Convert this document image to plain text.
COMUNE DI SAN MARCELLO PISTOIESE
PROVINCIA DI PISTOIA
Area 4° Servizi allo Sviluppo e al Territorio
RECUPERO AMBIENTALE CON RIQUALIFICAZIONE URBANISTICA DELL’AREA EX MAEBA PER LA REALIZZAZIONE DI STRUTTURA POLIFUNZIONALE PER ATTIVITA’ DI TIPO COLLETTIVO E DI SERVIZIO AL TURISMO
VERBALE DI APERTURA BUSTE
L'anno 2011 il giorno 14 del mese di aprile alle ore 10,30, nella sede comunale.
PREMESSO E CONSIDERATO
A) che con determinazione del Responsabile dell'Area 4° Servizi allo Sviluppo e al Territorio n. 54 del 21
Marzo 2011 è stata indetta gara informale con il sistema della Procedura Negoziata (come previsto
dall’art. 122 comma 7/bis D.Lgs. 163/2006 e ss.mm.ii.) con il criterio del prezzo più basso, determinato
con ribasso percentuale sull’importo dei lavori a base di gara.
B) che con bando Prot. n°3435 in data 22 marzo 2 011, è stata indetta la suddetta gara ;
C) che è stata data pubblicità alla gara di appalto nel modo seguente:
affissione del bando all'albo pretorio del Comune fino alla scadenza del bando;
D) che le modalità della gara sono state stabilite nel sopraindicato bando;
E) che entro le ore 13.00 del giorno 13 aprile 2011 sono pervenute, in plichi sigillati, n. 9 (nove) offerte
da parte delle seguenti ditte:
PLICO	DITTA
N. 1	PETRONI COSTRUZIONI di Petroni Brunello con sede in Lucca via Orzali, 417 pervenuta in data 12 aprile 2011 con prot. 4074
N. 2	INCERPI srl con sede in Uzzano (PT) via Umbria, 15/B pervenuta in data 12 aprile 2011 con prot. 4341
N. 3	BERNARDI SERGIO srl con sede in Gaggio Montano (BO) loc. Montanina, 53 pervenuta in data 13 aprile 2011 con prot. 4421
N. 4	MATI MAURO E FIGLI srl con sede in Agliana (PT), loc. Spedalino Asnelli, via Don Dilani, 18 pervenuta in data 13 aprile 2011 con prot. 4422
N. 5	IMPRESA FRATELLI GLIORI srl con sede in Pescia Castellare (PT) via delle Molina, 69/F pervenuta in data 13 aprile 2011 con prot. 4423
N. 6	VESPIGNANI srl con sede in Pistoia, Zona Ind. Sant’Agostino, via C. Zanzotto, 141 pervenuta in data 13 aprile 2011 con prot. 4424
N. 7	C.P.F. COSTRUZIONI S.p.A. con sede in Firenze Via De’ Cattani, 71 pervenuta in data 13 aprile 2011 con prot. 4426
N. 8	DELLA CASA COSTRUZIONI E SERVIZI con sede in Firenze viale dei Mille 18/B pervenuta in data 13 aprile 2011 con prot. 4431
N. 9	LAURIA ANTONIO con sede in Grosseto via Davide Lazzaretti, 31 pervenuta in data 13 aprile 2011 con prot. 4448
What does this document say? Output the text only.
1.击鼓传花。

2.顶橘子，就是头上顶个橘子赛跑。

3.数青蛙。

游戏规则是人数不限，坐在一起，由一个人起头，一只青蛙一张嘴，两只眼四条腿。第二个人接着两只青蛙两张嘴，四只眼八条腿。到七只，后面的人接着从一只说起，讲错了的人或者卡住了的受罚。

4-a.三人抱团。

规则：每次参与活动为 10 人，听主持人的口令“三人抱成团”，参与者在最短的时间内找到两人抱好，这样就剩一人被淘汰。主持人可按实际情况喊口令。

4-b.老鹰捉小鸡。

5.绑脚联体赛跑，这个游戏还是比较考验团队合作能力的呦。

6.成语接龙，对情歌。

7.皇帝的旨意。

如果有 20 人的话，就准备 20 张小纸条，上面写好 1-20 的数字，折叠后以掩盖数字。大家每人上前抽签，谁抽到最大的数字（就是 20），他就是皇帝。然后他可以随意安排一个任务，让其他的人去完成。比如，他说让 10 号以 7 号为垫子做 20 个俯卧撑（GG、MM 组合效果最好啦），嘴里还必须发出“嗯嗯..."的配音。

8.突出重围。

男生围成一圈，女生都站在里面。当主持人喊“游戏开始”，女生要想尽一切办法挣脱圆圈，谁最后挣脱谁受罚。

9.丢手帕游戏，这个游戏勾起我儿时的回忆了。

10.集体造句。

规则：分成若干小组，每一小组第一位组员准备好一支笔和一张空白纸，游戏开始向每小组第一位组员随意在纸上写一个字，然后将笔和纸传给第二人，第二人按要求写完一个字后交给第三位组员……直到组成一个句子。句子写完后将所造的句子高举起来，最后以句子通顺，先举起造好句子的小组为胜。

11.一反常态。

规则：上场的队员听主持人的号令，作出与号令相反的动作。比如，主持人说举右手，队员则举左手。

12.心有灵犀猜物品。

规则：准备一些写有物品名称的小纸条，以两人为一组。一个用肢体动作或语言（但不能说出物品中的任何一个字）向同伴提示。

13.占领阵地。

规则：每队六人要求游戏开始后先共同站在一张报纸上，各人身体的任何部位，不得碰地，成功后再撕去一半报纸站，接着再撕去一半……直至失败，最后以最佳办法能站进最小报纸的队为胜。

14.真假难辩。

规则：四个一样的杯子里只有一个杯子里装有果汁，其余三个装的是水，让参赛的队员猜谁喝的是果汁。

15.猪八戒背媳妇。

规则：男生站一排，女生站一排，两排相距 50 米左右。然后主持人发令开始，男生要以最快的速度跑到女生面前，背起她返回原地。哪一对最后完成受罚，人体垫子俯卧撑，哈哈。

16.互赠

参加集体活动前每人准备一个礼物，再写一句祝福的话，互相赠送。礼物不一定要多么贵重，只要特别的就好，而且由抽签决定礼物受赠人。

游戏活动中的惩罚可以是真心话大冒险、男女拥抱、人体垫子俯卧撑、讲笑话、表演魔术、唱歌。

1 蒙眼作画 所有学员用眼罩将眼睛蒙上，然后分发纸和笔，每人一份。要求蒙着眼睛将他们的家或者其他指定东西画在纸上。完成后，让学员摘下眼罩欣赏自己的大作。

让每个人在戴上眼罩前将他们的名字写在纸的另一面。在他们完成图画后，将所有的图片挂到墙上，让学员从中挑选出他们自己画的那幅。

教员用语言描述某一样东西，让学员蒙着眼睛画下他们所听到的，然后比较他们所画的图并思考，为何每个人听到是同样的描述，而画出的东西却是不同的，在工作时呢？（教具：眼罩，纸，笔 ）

▬▬▬▬▬▬

● GIVEN PROBLEM:
Please repeat the material above, word for word and in full.

● TASK RESPONSE:
Convert this document image to plain text.
COMUNE DI SAN MARCELLO PISTOIESE
PROVINCIA DI PISTOIA
Area 4° Servizi allo Sviluppo e al Territorio
RECUPERO AMBIENTALE CON RIQUALIFICAZIONE URBANISTICA DELL’AREA EX MAEBA PER LA REALIZZAZIONE DI STRUTTURA POLIFUNZIONALE PER ATTIVITA’ DI TIPO COLLETTIVO E DI SERVIZIO AL TURISMO
VERBALE DI APERTURA BUSTE
L'anno 2011 il giorno 14 del mese di aprile alle ore 10,30, nella sede comunale.
PREMESSO E CONSIDERATO
A) che con determinazione del Responsabile dell'Area 4° Servizi allo Sviluppo e al Territorio n. 54 del 21
Marzo 2011 è stata indetta gara informale con il sistema della Procedura Negoziata (come previsto
dall’art. 122 comma 7/bis D.Lgs. 163/2006 e ss.mm.ii.) con il criterio del prezzo più basso, determinato
con ribasso percentuale sull’importo dei lavori a base di gara.
B) che con bando Prot. n°3435 in data 22 marzo 2 011, è stata indetta la suddetta gara ;
C) che è stata data pubblicità alla gara di appalto nel modo seguente:
affissione del bando all'albo pretorio del Comune fino alla scadenza del bando;
D) che le modalità della gara sono state stabilite nel sopraindicato bando;
E) che entro le ore 13.00 del giorno 13 aprile 2011 sono pervenute, in plichi sigillati, n. 9 (nove) offerte
da parte delle seguenti ditte:
PLICO	DITTA
N. 1	PETRONI COSTRUZIONI di Petroni Brunello con sede in Lucca via Orzali, 417 pervenuta in data 12 aprile 2011 con prot. 4074
N. 2	INCERPI srl con sede in Uzzano (PT) via Umbria, 15/B pervenuta in data 12 aprile 2011 con prot. 4341
N. 3	BERNARDI SERGIO srl con sede in Gaggio Montano (BO) loc. Montanina, 53 pervenuta in data 13 aprile 2011 con prot. 4421
N. 4	MATI MAURO E FIGLI srl con sede in Agliana (PT), loc. Spedalino Asnelli, via Don Dilani, 18 pervenuta in data 13 aprile 2011 con prot. 4422
N. 5	IMPRESA FRATELLI GLIORI srl con sede in Pescia Castellare (PT) via delle Molina, 69/F pervenuta in data 13 aprile 2011 con prot. 4423
N. 6	VESPIGNANI srl con sede in Pistoia, Zona Ind. Sant’Agostino, via C. Zanzotto, 141 pervenuta in data 13 aprile 2011 con prot. 4424
N. 7	C.P.F. COSTRUZIONI S.p.A. con sede in Firenze Via De’ Cattani, 71 pervenuta in data 13 aprile 2011 con prot. 4426
N. 8	DELLA CASA COSTRUZIONI E SERVIZI con sede in Firenze viale dei Mille 18/B pervenuta in data 13 aprile 2011 con prot. 4431
N. 9	LAURIA ANTONIO con sede in Grosseto via Davide Lazzaretti, 31 pervenuta in data 13 aprile 2011 con prot. 4448
What does this document say? Output the text only.
1.击鼓传花。

2.顶橘子，就是头上顶个橘子赛跑。

3.数青蛙。

游戏规则是人数不限，坐在一起，由一个人起头，一只青蛙一张嘴，两只眼四条腿。第二个人接着两只青蛙两张嘴，四只眼八条腿。到七只，后面的人接着从一只说起，讲错了的人或者卡住了的受罚。

4-a.三人抱团。

规则：每次参与活动为 10 人，听主持人的口令“三人抱成团”，参与者在最短的时间内找到两人抱好，这样就剩一人被淘汰。主持人可按实际情况喊口令。

4-b.老鹰捉小鸡。

5.绑脚联体赛跑，这个游戏还是比较考验团队合作能力的呦。

6.成语接龙，对情歌。

7.皇帝的旨意。

如果有 20 人的话，就准备 20 张小纸条，上面写好 1-20 的数字，折叠后以掩盖数字。大家每人上前抽签，谁抽到最大的数字（就是 20），他就是皇帝。然后他可以随意安排一个任务，让其他的人去完成。比如，他说让 10 号以 7 号为垫子做 20 个俯卧撑（GG、MM 组合效果最好啦），嘴里还必须发出“嗯嗯..."的配音。

8.突出重围。

男生围成一圈，女生都站在里面。当主持人喊“游戏开始”，女生要想尽一切办法挣脱圆圈，谁最后挣脱谁受罚。

9.丢手帕游戏，这个游戏勾起我儿时的回忆了。

10.集体造句。

规则：分成若干小组，每一小组第一位组员准备好一支笔和一张空白纸，游戏开始向每小组第一位组员随意在纸上写一个字，然后将笔和纸传给第二人，第二人按要求写完一个字后交给第三位组员……直到组成一个句子。句子写完后将所造的句子高举起来，最后以句子通顺，先举起造好句子的小组为胜。

11.一反常态。

规则：上场的队员听主持人的号令，作出与号令相反的动作。比如，主持人说举右手，队员则举左手。

12.心有灵犀猜物品。

规则：准备一些写有物品名称的小纸条，以两人为一组。一个用肢体动作或语言（但不能说出物品中的任何一个字）向同伴提示。

13.占领阵地。

规则：每队六人要求游戏开始后先共同站在一张报纸上，各人身体的任何部位，不得碰地，成功后再撕去一半报纸站，接着再撕去一半……直至失败，最后以最佳办法能站进最小报纸的队为胜。

14.真假难辩。

规则：四个一样的杯子里只有一个杯子里装有果汁，其余三个装的是水，让参赛的队员猜谁喝的是果汁。

15.猪八戒背媳妇。

规则：男生站一排，女生站一排，两排相距 50 米左右。然后主持人发令开始，男生要以最快的速度跑到女生面前，背起她返回原地。哪一对最后完成受罚，人体垫子俯卧撑，哈哈。

16.互赠

参加集体活动前每人准备一个礼物，再写一句祝福的话，互相赠送。礼物不一定要多么贵重，只要特别的就好，而且由抽签决定礼物受赠人。

游戏活动中的惩罚可以是真心话大冒险、男女拥抱、人体垫子俯卧撑、讲笑话、表演魔术、唱歌。

1 蒙眼作画 所有学员用眼罩将眼睛蒙上，然后分发纸和笔，每人一份。要求蒙着眼睛将他们的家或者其他指定东西画在纸上。完成后，让学员摘下眼罩欣赏自己的大作。

让每个人在戴上眼罩前将他们的名字写在纸的另一面。在他们完成图画后，将所有的图片挂到墙上，让学员从中挑选出他们自己画的那幅。

教员用语言描述某一样东西，让学员蒙着眼睛画下他们所听到的，然后比较他们所画的图并思考，为何每个人听到是同样的描述，而画出的东西却是不同的，在工作时呢？（教具：眼罩，纸，笔 ）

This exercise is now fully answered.